Saved entries:

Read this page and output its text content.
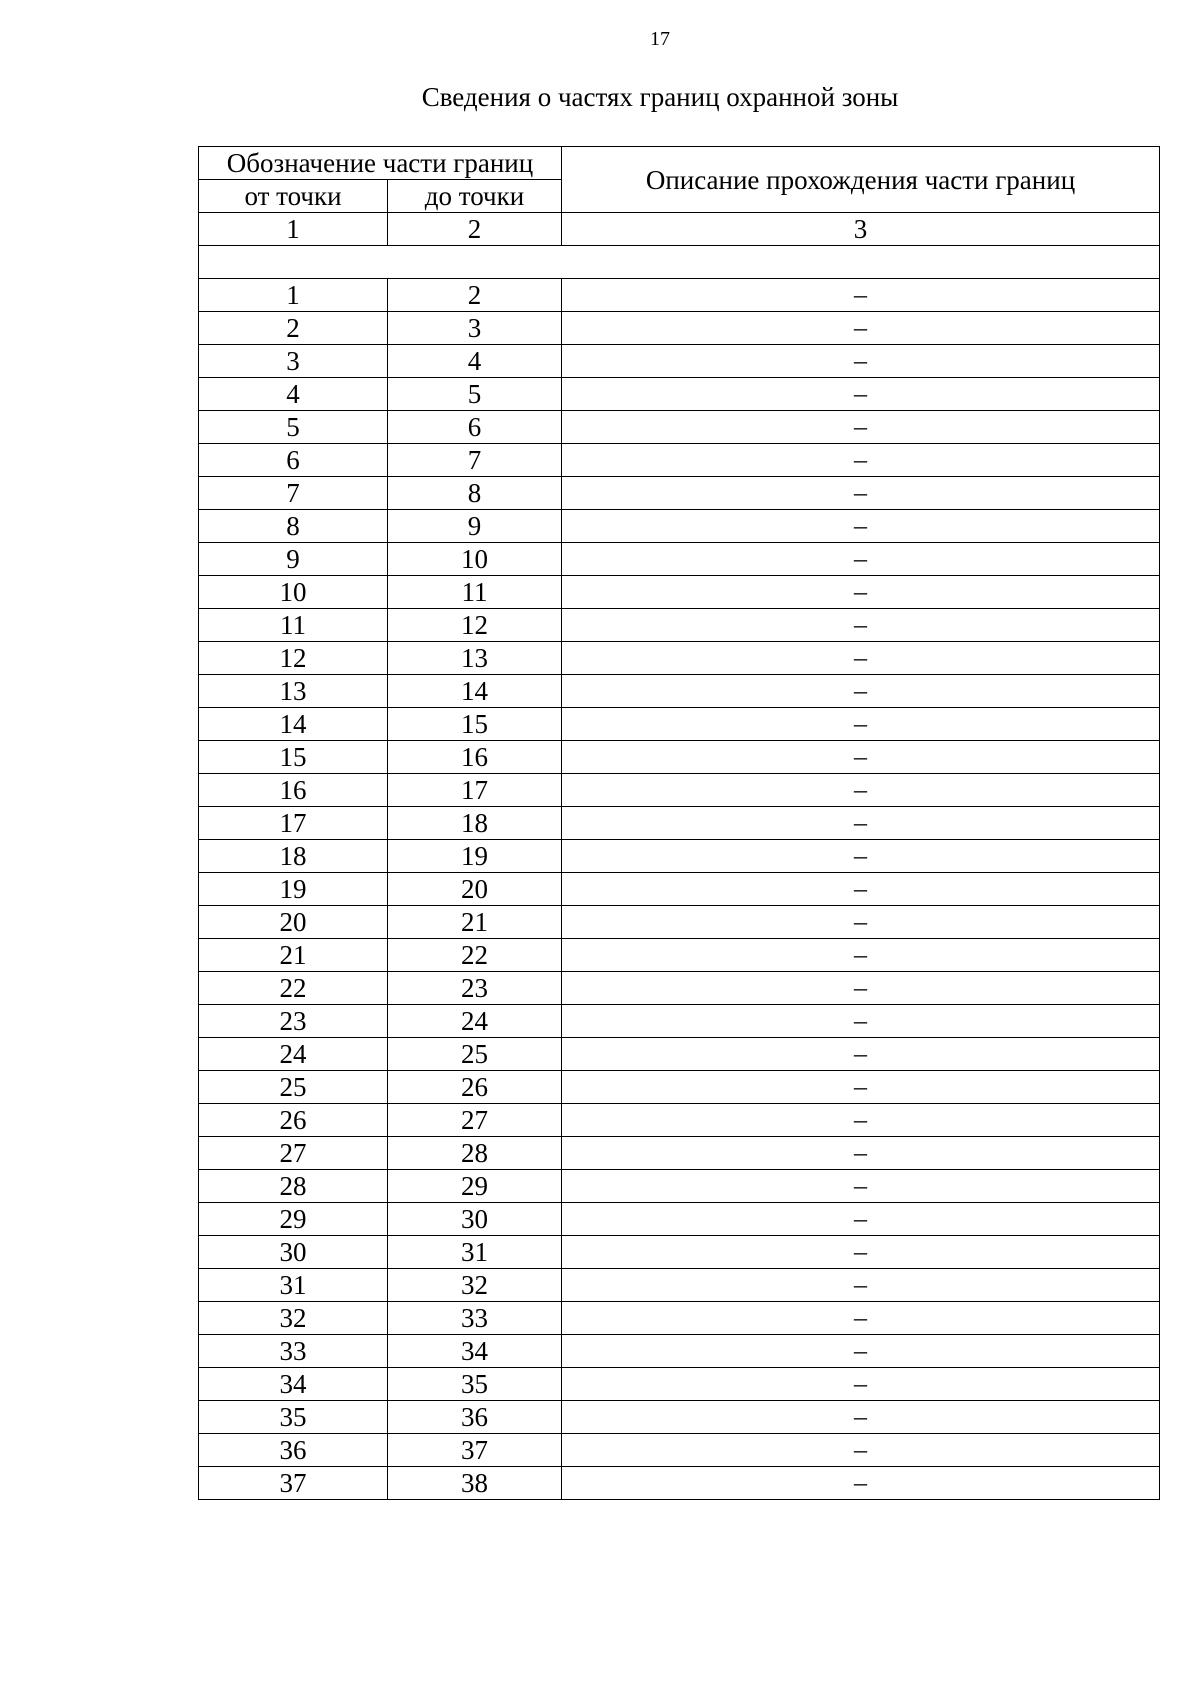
17
Сведения о частях границ охранной зоны
Обозначение части границ		Описание прохождения части границ
от точки	до точки	
1	2	3

1	2	–
2	3	–
3	4	–
4	5	–
5	6	–
6	7	–
7	8	–
8	9	–
9	10	–
10	11	–
11	12	–
12	13	–
13	14	–
14	15	–
15	16	–
16	17	–
17	18	–
18	19	–
19	20	–
20	21	–
21	22	–
22	23	–
23	24	–
24	25	–
25	26	–
26	27	–
27	28	–
28	29	–
29	30	–
30	31	–
31	32	–
32	33	–
33	34	–
34	35	–
35	36	–
36	37	–
37	38	–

Problem details | Without the pictures, output the full listing exactly as it stands.

Solution to the problem |
Read this page and output its text content.
17
Сведения о частях границ охранной зоны
Обозначение части границ		Описание прохождения части границ
от точки	до точки	
1	2	3

1	2	–
2	3	–
3	4	–
4	5	–
5	6	–
6	7	–
7	8	–
8	9	–
9	10	–
10	11	–
11	12	–
12	13	–
13	14	–
14	15	–
15	16	–
16	17	–
17	18	–
18	19	–
19	20	–
20	21	–
21	22	–
22	23	–
23	24	–
24	25	–
25	26	–
26	27	–
27	28	–
28	29	–
29	30	–
30	31	–
31	32	–
32	33	–
33	34	–
34	35	–
35	36	–
36	37	–
37	38	–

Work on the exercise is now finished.